§ **DIRECTIONS FOR THIS TASK**
Search the data for the word "European". Reproduce every line where it is found.

(Excerpt from a dataset)
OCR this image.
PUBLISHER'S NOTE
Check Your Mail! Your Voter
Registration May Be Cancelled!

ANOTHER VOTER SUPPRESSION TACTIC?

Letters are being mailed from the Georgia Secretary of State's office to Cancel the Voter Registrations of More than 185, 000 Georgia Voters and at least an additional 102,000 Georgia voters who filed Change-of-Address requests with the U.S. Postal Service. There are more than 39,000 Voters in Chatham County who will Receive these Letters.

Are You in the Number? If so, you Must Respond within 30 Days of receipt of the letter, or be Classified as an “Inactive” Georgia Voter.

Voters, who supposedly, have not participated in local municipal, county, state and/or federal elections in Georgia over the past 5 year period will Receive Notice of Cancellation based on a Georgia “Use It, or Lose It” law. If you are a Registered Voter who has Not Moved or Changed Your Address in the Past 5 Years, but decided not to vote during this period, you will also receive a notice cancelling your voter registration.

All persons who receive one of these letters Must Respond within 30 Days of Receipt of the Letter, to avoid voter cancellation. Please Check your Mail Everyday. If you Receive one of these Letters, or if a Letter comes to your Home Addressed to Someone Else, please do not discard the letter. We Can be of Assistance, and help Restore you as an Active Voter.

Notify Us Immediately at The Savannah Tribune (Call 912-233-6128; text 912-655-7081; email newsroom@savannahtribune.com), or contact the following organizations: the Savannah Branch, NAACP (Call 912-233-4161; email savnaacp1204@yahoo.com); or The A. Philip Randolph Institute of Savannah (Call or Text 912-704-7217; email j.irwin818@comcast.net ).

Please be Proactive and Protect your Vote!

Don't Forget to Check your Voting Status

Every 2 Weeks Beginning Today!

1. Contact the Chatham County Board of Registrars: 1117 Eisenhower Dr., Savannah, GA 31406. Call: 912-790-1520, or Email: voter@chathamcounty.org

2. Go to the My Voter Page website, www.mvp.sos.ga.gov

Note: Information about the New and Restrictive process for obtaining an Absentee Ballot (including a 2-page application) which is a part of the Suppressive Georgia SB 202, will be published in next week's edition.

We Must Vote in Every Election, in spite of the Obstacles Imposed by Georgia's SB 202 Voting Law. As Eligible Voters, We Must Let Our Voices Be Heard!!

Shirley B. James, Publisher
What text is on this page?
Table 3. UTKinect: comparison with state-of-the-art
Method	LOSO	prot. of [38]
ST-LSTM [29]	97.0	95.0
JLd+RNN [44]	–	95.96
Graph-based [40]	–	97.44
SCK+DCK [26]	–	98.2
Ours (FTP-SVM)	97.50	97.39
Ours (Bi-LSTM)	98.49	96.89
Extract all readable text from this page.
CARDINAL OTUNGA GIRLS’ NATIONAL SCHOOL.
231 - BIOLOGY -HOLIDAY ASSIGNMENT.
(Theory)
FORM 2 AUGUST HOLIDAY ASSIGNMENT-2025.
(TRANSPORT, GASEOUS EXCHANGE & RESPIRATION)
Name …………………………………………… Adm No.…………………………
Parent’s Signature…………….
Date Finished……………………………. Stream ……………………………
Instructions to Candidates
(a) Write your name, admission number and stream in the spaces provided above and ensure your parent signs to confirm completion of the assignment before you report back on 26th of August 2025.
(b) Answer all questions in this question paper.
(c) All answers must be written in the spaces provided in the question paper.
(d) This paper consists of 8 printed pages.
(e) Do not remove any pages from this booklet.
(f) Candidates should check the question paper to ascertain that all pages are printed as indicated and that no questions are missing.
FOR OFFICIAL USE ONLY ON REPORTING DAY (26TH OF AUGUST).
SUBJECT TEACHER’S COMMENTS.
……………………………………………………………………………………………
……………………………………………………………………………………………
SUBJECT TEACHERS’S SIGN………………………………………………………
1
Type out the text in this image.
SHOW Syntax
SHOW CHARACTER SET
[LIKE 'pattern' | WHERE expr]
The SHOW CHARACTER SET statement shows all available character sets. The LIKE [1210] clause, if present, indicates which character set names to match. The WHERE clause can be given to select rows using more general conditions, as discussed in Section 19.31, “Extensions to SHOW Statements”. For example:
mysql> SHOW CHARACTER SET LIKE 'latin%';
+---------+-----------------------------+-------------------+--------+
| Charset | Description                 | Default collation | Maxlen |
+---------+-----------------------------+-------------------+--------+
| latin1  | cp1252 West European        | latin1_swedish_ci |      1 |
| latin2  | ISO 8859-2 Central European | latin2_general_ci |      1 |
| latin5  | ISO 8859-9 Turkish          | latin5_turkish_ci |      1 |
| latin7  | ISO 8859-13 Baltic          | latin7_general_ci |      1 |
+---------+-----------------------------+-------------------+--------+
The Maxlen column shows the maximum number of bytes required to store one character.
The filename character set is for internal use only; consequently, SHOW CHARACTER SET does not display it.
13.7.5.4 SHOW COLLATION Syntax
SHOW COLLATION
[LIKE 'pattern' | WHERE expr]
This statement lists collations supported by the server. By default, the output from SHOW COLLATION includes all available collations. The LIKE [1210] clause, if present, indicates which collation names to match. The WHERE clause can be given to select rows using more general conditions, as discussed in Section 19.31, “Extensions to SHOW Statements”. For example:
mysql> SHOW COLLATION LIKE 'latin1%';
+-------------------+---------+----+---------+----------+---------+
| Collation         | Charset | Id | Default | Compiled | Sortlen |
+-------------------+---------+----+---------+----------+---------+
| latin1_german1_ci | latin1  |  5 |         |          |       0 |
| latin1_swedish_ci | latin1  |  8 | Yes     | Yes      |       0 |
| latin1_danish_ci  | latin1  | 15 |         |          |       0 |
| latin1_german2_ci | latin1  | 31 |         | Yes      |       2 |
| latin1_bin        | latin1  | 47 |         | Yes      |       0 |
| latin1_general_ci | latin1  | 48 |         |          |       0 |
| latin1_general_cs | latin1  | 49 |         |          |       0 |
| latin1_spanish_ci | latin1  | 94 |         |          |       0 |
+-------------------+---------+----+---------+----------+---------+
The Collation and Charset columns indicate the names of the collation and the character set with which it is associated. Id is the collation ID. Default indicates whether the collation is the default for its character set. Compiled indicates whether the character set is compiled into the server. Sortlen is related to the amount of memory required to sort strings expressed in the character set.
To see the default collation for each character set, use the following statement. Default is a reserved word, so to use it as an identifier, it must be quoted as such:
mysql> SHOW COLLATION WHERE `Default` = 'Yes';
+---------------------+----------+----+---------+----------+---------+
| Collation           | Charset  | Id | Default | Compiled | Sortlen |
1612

§ **RESULT FOR THIS TASK**
| latin1  | cp1252 West European        | latin1_swedish_ci |      1 |
| latin2  | ISO 8859-2 Central European | latin2_general_ci |      1 |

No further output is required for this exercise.